» Your task:
Select from the records below every line that has the word "ngời" in it.

» Dataset records:
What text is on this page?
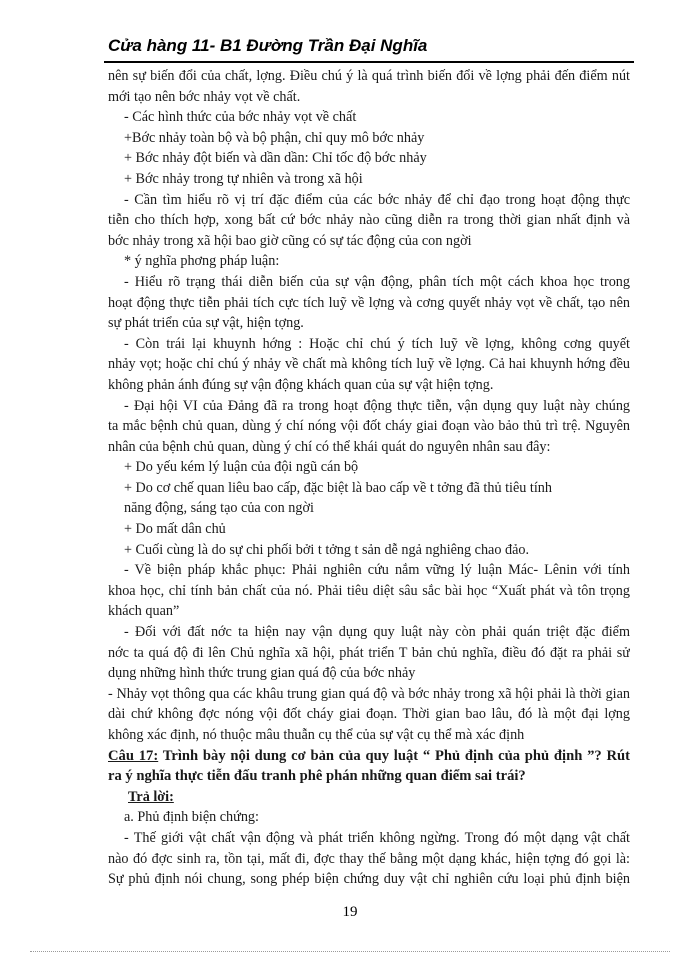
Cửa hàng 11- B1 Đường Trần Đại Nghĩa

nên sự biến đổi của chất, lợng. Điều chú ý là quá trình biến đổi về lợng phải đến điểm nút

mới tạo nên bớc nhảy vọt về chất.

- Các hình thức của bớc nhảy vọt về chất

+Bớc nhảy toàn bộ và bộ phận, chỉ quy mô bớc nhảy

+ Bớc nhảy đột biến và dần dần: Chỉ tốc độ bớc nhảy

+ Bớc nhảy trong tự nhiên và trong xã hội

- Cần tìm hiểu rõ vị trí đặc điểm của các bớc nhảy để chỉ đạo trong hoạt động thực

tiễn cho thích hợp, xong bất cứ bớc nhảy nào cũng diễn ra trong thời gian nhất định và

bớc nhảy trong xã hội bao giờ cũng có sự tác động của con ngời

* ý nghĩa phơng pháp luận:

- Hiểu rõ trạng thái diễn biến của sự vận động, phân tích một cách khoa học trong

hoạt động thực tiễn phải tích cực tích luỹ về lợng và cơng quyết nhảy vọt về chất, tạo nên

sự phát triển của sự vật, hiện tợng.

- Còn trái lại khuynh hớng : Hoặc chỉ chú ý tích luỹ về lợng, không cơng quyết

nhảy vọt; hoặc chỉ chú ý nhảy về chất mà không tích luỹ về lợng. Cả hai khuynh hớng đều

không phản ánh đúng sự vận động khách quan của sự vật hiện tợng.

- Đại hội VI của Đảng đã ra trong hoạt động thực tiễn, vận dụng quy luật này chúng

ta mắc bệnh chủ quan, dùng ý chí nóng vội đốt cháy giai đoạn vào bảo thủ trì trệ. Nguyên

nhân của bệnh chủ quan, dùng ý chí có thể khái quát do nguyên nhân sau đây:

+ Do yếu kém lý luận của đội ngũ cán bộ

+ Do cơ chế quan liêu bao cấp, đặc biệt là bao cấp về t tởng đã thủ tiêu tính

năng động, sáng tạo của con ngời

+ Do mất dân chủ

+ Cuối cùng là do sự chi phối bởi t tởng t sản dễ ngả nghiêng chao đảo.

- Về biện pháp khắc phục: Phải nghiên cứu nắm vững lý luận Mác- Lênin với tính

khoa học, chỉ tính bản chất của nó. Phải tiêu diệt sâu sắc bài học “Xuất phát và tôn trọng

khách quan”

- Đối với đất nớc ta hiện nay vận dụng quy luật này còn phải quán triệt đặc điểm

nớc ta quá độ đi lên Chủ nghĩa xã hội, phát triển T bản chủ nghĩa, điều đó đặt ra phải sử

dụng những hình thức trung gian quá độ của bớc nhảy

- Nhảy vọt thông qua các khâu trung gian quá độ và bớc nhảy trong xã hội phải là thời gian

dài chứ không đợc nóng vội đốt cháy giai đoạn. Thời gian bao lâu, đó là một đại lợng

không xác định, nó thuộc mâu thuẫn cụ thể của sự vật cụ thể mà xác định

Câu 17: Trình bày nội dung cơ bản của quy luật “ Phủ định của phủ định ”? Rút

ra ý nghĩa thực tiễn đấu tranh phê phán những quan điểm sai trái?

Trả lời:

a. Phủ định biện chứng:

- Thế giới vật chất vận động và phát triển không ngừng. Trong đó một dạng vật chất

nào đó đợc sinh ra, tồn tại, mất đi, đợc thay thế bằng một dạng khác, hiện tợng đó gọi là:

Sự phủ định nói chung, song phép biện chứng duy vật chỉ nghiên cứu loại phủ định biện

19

--

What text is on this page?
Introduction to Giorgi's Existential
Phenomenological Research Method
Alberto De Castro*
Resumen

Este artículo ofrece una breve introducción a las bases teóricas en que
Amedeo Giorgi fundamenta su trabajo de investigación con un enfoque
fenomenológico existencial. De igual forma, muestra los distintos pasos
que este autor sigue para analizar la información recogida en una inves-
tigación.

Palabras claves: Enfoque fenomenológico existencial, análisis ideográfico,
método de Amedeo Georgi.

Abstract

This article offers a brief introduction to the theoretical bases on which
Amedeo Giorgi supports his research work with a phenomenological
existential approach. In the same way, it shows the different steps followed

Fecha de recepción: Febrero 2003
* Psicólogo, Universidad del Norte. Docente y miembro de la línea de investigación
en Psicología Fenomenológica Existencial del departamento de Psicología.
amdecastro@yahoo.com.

==

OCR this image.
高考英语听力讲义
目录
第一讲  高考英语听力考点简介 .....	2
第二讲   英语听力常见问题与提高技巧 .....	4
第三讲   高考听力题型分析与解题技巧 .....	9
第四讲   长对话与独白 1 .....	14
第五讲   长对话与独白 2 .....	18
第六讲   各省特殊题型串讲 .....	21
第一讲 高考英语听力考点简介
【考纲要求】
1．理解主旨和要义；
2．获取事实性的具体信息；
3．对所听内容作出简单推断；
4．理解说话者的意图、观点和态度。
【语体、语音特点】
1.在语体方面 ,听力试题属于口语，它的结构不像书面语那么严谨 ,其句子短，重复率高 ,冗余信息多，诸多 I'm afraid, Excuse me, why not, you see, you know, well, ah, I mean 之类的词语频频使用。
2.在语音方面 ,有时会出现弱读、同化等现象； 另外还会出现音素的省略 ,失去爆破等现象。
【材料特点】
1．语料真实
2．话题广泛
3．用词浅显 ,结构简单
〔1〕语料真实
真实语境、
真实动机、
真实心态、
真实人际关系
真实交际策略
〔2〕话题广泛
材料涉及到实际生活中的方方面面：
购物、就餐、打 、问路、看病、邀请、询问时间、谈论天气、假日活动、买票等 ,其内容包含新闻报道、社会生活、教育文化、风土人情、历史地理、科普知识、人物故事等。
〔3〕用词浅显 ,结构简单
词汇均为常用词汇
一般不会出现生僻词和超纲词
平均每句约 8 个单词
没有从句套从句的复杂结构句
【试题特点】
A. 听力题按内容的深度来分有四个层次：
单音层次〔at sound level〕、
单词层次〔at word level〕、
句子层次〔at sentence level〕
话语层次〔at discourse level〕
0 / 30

» Response for this exercise:
bớc nhảy trong xã hội bao giờ cũng có sự tác động của con ngời
năng động, sáng tạo của con ngời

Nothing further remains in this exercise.